**Required work**
From the entries below, copy out every line with "JSON" in it.
########################################
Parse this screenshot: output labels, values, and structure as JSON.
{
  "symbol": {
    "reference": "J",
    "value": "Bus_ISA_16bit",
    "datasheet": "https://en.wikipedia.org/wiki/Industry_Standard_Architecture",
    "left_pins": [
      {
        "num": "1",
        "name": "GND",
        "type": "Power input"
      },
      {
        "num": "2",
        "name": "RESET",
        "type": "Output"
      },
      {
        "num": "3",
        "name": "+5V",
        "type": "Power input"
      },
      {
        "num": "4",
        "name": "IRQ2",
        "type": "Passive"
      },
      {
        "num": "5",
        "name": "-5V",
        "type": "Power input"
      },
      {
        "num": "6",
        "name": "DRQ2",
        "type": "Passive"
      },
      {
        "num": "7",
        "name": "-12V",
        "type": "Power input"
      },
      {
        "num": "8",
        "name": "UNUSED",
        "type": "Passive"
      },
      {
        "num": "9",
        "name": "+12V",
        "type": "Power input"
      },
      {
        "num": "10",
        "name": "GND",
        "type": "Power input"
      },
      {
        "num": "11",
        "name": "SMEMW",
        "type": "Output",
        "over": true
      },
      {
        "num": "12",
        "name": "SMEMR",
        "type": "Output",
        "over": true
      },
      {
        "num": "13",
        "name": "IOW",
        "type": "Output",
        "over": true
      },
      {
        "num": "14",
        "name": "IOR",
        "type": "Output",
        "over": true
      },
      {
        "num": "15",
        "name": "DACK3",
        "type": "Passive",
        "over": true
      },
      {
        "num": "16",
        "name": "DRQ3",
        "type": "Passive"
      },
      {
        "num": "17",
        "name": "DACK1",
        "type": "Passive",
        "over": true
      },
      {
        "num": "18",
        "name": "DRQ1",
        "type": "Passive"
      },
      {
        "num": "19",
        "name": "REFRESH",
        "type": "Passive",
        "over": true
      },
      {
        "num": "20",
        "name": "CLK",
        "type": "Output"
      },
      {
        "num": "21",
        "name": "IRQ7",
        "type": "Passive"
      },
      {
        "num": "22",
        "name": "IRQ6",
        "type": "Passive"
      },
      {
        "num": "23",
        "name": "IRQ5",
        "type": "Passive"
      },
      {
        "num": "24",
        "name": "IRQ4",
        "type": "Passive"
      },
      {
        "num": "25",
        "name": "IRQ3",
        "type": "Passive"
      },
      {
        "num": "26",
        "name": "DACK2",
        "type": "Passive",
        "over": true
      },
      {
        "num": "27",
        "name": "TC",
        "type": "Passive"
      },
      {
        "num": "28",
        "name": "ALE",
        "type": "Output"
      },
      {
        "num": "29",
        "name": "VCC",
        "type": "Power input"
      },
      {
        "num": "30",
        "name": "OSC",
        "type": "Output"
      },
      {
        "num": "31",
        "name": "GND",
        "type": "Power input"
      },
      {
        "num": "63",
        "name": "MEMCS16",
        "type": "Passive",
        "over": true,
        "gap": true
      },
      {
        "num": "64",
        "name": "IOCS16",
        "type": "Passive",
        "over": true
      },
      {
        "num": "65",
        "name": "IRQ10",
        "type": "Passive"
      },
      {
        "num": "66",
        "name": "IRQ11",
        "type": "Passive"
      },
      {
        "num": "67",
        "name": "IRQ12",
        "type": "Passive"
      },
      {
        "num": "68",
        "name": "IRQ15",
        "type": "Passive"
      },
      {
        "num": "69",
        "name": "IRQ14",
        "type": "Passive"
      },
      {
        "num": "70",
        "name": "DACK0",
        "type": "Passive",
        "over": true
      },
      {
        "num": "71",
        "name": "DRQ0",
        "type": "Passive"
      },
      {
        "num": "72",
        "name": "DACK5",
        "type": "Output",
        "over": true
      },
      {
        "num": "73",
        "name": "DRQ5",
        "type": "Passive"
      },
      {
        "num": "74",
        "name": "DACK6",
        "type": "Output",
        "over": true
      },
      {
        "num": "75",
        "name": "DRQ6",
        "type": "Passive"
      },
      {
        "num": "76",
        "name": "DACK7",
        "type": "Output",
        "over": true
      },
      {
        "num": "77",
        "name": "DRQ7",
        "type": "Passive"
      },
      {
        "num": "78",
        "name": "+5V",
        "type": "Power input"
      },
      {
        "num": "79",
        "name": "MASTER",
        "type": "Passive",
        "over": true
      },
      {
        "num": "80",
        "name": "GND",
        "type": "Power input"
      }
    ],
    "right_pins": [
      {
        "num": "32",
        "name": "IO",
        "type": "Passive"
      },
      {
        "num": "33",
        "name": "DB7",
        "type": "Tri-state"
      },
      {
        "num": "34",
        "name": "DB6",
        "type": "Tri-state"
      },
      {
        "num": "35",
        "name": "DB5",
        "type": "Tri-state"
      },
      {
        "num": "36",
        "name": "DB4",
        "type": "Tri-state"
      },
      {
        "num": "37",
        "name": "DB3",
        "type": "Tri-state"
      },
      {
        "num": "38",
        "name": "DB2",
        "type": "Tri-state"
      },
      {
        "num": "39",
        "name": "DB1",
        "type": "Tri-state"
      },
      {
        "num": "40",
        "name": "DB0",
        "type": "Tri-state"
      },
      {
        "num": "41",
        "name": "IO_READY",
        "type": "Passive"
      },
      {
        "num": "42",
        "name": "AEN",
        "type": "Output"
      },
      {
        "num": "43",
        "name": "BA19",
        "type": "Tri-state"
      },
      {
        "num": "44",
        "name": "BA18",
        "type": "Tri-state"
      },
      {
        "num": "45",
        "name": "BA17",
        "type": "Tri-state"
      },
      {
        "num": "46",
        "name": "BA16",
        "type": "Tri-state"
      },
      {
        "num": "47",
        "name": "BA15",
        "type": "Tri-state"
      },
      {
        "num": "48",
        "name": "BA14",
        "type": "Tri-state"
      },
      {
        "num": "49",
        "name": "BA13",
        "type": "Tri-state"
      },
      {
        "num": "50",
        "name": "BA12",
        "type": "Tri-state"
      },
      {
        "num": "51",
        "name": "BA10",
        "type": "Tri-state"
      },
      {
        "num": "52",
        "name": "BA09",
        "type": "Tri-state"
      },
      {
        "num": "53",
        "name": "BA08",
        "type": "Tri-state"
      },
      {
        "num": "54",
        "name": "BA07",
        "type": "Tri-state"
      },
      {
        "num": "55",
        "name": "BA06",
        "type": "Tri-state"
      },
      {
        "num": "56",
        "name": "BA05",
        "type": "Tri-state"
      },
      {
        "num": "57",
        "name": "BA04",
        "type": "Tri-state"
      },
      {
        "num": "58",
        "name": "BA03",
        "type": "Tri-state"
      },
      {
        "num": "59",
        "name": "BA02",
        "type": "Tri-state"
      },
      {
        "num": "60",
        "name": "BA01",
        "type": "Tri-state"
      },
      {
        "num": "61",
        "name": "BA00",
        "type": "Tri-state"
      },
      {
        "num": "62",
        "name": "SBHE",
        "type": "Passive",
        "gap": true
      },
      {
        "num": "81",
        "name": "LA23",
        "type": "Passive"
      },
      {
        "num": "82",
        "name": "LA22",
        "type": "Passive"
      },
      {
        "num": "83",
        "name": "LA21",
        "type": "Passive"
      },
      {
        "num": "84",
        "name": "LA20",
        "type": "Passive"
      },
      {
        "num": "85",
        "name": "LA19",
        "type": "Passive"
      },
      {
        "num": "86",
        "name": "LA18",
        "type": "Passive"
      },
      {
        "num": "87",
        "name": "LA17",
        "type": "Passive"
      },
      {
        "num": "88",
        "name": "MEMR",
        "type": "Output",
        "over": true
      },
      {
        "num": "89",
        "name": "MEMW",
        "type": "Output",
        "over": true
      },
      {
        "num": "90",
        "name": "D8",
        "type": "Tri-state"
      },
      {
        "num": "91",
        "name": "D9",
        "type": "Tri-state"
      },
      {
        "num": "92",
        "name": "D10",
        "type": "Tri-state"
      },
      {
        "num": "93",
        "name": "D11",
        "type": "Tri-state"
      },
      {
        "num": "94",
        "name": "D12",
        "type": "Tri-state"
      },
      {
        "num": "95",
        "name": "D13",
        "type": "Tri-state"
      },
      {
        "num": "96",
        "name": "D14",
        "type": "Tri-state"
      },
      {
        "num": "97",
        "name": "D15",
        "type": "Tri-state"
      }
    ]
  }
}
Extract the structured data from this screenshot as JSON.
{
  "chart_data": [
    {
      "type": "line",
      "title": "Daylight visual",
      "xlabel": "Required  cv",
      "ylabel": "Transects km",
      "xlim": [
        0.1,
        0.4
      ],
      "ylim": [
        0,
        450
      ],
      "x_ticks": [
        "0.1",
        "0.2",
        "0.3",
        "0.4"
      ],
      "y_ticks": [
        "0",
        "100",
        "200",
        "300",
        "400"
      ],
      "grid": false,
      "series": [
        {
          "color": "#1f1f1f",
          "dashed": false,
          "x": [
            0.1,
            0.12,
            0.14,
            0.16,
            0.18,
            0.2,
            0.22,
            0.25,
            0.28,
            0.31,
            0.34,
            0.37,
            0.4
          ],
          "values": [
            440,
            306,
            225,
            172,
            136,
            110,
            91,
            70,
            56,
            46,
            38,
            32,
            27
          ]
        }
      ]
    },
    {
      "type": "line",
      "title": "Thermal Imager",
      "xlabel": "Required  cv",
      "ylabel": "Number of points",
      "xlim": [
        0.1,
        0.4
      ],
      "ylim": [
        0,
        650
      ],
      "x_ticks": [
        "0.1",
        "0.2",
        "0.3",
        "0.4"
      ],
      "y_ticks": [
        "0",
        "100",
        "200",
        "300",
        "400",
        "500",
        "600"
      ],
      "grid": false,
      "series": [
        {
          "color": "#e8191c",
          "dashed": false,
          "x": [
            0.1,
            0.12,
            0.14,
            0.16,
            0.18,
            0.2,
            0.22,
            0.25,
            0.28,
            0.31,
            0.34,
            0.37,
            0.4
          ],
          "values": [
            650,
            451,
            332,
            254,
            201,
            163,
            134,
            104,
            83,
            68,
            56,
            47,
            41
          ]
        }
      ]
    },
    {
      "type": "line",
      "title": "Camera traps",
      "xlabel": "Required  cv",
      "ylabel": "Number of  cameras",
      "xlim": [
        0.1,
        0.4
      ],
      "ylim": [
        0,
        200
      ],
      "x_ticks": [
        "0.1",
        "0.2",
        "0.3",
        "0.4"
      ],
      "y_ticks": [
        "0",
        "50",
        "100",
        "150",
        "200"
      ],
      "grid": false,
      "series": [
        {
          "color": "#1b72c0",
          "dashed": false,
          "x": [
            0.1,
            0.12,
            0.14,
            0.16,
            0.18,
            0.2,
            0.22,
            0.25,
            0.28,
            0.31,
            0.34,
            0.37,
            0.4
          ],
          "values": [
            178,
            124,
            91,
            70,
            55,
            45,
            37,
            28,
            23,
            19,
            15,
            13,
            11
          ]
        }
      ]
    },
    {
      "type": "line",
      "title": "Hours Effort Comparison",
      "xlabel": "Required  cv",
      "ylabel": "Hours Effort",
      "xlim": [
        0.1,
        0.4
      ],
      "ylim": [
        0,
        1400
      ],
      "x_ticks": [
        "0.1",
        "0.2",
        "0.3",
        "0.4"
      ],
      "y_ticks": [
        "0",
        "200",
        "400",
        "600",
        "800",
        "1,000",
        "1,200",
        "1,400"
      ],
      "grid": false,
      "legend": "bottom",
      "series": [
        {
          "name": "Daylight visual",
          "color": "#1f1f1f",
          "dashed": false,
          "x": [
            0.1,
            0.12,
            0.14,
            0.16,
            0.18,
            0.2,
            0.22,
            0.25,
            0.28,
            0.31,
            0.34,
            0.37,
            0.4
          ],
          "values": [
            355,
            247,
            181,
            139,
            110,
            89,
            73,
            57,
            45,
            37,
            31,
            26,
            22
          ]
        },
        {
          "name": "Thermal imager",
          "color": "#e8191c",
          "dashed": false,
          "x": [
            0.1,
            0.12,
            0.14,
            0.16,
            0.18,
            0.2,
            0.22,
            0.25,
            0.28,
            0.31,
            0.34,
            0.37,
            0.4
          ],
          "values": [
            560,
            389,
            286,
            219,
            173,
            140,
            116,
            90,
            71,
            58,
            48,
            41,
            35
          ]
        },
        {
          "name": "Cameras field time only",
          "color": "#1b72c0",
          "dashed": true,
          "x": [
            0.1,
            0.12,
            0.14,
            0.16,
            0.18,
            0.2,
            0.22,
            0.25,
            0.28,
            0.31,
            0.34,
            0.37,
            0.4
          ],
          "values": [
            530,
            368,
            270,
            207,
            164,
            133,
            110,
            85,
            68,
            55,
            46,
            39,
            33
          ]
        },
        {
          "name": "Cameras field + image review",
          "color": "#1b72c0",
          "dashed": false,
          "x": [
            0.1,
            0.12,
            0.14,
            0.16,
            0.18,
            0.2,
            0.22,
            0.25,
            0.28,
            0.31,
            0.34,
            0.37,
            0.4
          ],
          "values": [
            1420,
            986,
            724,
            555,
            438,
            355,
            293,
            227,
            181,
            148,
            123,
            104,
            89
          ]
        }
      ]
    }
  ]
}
########################################
**Response to the task**
Parse this screenshot: output labels, values, and structure as JSON.
Extract the structured data from this screenshot as JSON.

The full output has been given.